WHAT TO WORK ON:
Reproduce the data that follows in its entirety, character for character.
-----
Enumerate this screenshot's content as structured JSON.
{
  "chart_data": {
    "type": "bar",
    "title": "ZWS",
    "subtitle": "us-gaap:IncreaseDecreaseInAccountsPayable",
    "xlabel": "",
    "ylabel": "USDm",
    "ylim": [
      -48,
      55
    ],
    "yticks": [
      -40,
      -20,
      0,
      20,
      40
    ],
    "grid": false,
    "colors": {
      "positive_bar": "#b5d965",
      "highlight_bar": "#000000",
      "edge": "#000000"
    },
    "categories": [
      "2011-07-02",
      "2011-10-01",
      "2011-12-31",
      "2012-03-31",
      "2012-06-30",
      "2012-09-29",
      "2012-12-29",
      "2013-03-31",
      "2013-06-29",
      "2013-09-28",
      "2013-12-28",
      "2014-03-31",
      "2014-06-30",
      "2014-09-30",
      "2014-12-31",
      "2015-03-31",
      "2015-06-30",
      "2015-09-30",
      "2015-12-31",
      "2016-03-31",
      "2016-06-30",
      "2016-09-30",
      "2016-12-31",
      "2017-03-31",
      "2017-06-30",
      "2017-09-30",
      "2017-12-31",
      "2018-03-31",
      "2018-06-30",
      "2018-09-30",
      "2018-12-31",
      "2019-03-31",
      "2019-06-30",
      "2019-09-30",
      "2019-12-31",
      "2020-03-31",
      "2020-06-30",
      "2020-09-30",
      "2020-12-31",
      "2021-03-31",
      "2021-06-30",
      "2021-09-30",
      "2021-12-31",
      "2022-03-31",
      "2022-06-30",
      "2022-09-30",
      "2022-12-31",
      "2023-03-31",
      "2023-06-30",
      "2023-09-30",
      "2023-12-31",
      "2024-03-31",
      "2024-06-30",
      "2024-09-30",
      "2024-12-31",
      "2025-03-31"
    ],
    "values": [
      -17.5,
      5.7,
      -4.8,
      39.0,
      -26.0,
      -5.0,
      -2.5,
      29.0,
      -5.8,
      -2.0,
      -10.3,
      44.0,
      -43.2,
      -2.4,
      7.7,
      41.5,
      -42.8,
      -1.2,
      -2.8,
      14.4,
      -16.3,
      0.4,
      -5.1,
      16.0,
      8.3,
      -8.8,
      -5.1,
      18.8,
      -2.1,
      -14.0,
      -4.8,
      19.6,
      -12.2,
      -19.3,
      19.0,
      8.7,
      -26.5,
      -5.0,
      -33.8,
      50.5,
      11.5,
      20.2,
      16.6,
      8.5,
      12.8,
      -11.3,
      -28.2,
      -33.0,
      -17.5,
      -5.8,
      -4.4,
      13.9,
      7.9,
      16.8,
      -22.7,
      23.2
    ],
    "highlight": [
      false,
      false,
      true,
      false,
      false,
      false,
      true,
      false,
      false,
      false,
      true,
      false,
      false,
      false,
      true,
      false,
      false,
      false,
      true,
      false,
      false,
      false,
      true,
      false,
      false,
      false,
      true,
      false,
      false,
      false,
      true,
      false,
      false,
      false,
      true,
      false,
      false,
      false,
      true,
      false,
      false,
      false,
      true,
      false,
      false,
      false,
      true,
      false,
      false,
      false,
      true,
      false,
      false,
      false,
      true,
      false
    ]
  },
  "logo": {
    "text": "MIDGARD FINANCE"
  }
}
-----
RESPONSE:
Enumerate this screenshot's content as structured JSON.
{
  "chart_data": {
    "type": "bar",
    "title": "ZWS",
    "subtitle": "us-gaap:IncreaseDecreaseInAccountsPayable",
    "xlabel": "",
    "ylabel": "USDm",
    "ylim": [
      -48,
      55
    ],
    "yticks": [
      -40,
      -20,
      0,
      20,
      40
    ],
    "grid": false,
    "colors": {
      "positive_bar": "#b5d965",
      "highlight_bar": "#000000",
      "edge": "#000000"
    },
    "categories": [
      "2011-07-02",
      "2011-10-01",
      "2011-12-31",
      "2012-03-31",
      "2012-06-30",
      "2012-09-29",
      "2012-12-29",
      "2013-03-31",
      "2013-06-29",
      "2013-09-28",
      "2013-12-28",
      "2014-03-31",
      "2014-06-30",
      "2014-09-30",
      "2014-12-31",
      "2015-03-31",
      "2015-06-30",
      "2015-09-30",
      "2015-12-31",
      "2016-03-31",
      "2016-06-30",
      "2016-09-30",
      "2016-12-31",
      "2017-03-31",
      "2017-06-30",
      "2017-09-30",
      "2017-12-31",
      "2018-03-31",
      "2018-06-30",
      "2018-09-30",
      "2018-12-31",
      "2019-03-31",
      "2019-06-30",
      "2019-09-30",
      "2019-12-31",
      "2020-03-31",
      "2020-06-30",
      "2020-09-30",
      "2020-12-31",
      "2021-03-31",
      "2021-06-30",
      "2021-09-30",
      "2021-12-31",
      "2022-03-31",
      "2022-06-30",
      "2022-09-30",
      "2022-12-31",
      "2023-03-31",
      "2023-06-30",
      "2023-09-30",
      "2023-12-31",
      "2024-03-31",
      "2024-06-30",
      "2024-09-30",
      "2024-12-31",
      "2025-03-31"
    ],
    "values": [
      -17.5,
      5.7,
      -4.8,
      39.0,
      -26.0,
      -5.0,
      -2.5,
      29.0,
      -5.8,
      -2.0,
      -10.3,
      44.0,
      -43.2,
      -2.4,
      7.7,
      41.5,
      -42.8,
      -1.2,
      -2.8,
      14.4,
      -16.3,
      0.4,
      -5.1,
      16.0,
      8.3,
      -8.8,
      -5.1,
      18.8,
      -2.1,
      -14.0,
      -4.8,
      19.6,
      -12.2,
      -19.3,
      19.0,
      8.7,
      -26.5,
      -5.0,
      -33.8,
      50.5,
      11.5,
      20.2,
      16.6,
      8.5,
      12.8,
      -11.3,
      -28.2,
      -33.0,
      -17.5,
      -5.8,
      -4.4,
      13.9,
      7.9,
      16.8,
      -22.7,
      23.2
    ],
    "highlight": [
      false,
      false,
      true,
      false,
      false,
      false,
      true,
      false,
      false,
      false,
      true,
      false,
      false,
      false,
      true,
      false,
      false,
      false,
      true,
      false,
      false,
      false,
      true,
      false,
      false,
      false,
      true,
      false,
      false,
      false,
      true,
      false,
      false,
      false,
      true,
      false,
      false,
      false,
      true,
      false,
      false,
      false,
      true,
      false,
      false,
      false,
      true,
      false,
      false,
      false,
      true,
      false,
      false,
      false,
      true,
      false
    ]
  },
  "logo": {
    "text": "MIDGARD FINANCE"
  }
}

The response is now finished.